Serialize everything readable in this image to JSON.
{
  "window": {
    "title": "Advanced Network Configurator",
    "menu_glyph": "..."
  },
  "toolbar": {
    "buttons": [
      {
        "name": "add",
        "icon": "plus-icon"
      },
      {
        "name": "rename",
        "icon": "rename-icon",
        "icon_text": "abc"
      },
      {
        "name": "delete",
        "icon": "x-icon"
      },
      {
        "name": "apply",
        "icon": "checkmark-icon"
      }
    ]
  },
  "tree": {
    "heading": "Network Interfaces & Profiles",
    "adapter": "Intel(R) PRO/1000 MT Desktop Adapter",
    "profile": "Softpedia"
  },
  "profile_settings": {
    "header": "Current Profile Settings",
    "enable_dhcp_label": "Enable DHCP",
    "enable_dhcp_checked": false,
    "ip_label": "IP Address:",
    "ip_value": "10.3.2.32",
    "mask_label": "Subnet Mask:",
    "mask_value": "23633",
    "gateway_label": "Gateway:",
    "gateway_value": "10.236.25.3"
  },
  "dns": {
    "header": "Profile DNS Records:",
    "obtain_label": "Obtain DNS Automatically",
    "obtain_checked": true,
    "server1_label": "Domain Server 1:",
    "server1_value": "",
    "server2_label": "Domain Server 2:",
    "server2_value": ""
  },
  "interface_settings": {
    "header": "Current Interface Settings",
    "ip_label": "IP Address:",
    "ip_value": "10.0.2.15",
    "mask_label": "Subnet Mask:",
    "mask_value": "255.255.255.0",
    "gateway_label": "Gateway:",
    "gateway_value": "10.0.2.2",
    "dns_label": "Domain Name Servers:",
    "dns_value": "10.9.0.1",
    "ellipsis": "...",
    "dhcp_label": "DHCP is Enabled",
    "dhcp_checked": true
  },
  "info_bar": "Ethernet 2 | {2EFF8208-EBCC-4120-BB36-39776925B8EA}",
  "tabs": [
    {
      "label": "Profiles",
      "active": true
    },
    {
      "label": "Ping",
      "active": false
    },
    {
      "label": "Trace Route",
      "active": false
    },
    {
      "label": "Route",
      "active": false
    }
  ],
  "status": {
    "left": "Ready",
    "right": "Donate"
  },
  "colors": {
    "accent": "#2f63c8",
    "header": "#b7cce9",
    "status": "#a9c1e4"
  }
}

....

_The request:_ Transcribe all of the material exactly. Omit nothing.

_Solution for this task:_
Serialize everything readable in this image to JSON.
{
  "window": {
    "title": "Advanced Network Configurator",
    "menu_glyph": "..."
  },
  "toolbar": {
    "buttons": [
      {
        "name": "add",
        "icon": "plus-icon"
      },
      {
        "name": "rename",
        "icon": "rename-icon",
        "icon_text": "abc"
      },
      {
        "name": "delete",
        "icon": "x-icon"
      },
      {
        "name": "apply",
        "icon": "checkmark-icon"
      }
    ]
  },
  "tree": {
    "heading": "Network Interfaces & Profiles",
    "adapter": "Intel(R) PRO/1000 MT Desktop Adapter",
    "profile": "Softpedia"
  },
  "profile_settings": {
    "header": "Current Profile Settings",
    "enable_dhcp_label": "Enable DHCP",
    "enable_dhcp_checked": false,
    "ip_label": "IP Address:",
    "ip_value": "10.3.2.32",
    "mask_label": "Subnet Mask:",
    "mask_value": "23633",
    "gateway_label": "Gateway:",
    "gateway_value": "10.236.25.3"
  },
  "dns": {
    "header": "Profile DNS Records:",
    "obtain_label": "Obtain DNS Automatically",
    "obtain_checked": true,
    "server1_label": "Domain Server 1:",
    "server1_value": "",
    "server2_label": "Domain Server 2:",
    "server2_value": ""
  },
  "interface_settings": {
    "header": "Current Interface Settings",
    "ip_label": "IP Address:",
    "ip_value": "10.0.2.15",
    "mask_label": "Subnet Mask:",
    "mask_value": "255.255.255.0",
    "gateway_label": "Gateway:",
    "gateway_value": "10.0.2.2",
    "dns_label": "Domain Name Servers:",
    "dns_value": "10.9.0.1",
    "ellipsis": "...",
    "dhcp_label": "DHCP is Enabled",
    "dhcp_checked": true
  },
  "info_bar": "Ethernet 2 | {2EFF8208-EBCC-4120-BB36-39776925B8EA}",
  "tabs": [
    {
      "label": "Profiles",
      "active": true
    },
    {
      "label": "Ping",
      "active": false
    },
    {
      "label": "Trace Route",
      "active": false
    },
    {
      "label": "Route",
      "active": false
    }
  ],
  "status": {
    "left": "Ready",
    "right": "Donate"
  },
  "colors": {
    "accent": "#2f63c8",
    "header": "#b7cce9",
    "status": "#a9c1e4"
  }
}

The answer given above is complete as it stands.